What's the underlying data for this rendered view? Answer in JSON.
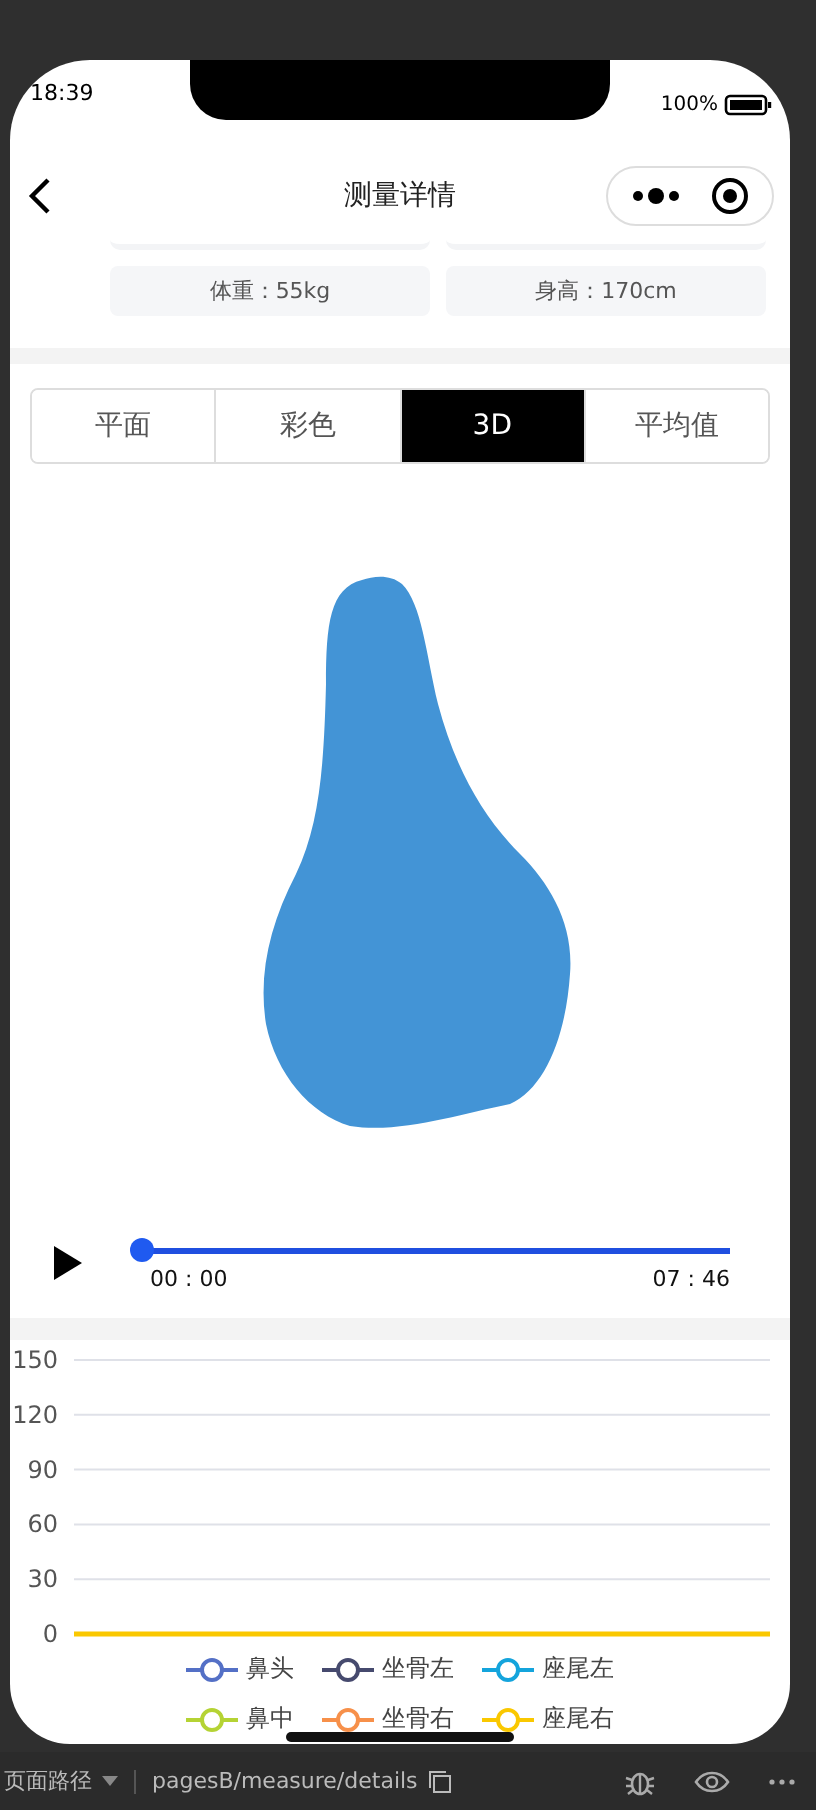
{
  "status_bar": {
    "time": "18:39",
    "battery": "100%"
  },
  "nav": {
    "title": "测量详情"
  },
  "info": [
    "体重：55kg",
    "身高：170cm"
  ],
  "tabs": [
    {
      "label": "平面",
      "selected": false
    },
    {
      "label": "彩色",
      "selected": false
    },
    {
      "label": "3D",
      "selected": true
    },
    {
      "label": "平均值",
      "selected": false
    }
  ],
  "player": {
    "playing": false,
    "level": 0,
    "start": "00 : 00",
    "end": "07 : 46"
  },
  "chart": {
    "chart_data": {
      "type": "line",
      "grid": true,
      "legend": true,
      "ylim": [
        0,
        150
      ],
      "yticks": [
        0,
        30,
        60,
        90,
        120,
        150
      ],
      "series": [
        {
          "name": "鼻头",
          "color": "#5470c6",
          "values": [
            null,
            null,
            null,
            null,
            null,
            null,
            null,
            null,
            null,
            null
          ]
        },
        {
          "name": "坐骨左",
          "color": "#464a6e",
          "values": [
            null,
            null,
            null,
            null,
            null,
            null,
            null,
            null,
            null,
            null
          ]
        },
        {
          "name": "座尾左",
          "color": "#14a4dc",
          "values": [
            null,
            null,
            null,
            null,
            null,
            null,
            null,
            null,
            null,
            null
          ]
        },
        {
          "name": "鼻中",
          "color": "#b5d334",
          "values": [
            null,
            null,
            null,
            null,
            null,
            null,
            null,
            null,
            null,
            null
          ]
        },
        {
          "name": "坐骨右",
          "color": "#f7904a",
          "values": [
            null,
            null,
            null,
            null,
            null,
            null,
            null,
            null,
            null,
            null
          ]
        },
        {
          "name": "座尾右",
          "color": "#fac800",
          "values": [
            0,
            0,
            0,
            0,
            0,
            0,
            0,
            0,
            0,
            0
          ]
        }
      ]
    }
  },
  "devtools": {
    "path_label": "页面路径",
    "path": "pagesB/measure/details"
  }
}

◆ ◆ ◆ ◆ ◆ ◆ ◆

Write the material out again exactly as it appears, dropping the pictures.

What's the underlying data for this rendered view? Answer in JSON.
{
  "status_bar": {
    "time": "18:39",
    "battery": "100%"
  },
  "nav": {
    "title": "测量详情"
  },
  "info": [
    "体重：55kg",
    "身高：170cm"
  ],
  "tabs": [
    {
      "label": "平面",
      "selected": false
    },
    {
      "label": "彩色",
      "selected": false
    },
    {
      "label": "3D",
      "selected": true
    },
    {
      "label": "平均值",
      "selected": false
    }
  ],
  "player": {
    "playing": false,
    "level": 0,
    "start": "00 : 00",
    "end": "07 : 46"
  },
  "chart": {
    "chart_data": {
      "type": "line",
      "grid": true,
      "legend": true,
      "ylim": [
        0,
        150
      ],
      "yticks": [
        0,
        30,
        60,
        90,
        120,
        150
      ],
      "series": [
        {
          "name": "鼻头",
          "color": "#5470c6",
          "values": [
            null,
            null,
            null,
            null,
            null,
            null,
            null,
            null,
            null,
            null
          ]
        },
        {
          "name": "坐骨左",
          "color": "#464a6e",
          "values": [
            null,
            null,
            null,
            null,
            null,
            null,
            null,
            null,
            null,
            null
          ]
        },
        {
          "name": "座尾左",
          "color": "#14a4dc",
          "values": [
            null,
            null,
            null,
            null,
            null,
            null,
            null,
            null,
            null,
            null
          ]
        },
        {
          "name": "鼻中",
          "color": "#b5d334",
          "values": [
            null,
            null,
            null,
            null,
            null,
            null,
            null,
            null,
            null,
            null
          ]
        },
        {
          "name": "坐骨右",
          "color": "#f7904a",
          "values": [
            null,
            null,
            null,
            null,
            null,
            null,
            null,
            null,
            null,
            null
          ]
        },
        {
          "name": "座尾右",
          "color": "#fac800",
          "values": [
            0,
            0,
            0,
            0,
            0,
            0,
            0,
            0,
            0,
            0
          ]
        }
      ]
    }
  },
  "devtools": {
    "path_label": "页面路径",
    "path": "pagesB/measure/details"
  }
}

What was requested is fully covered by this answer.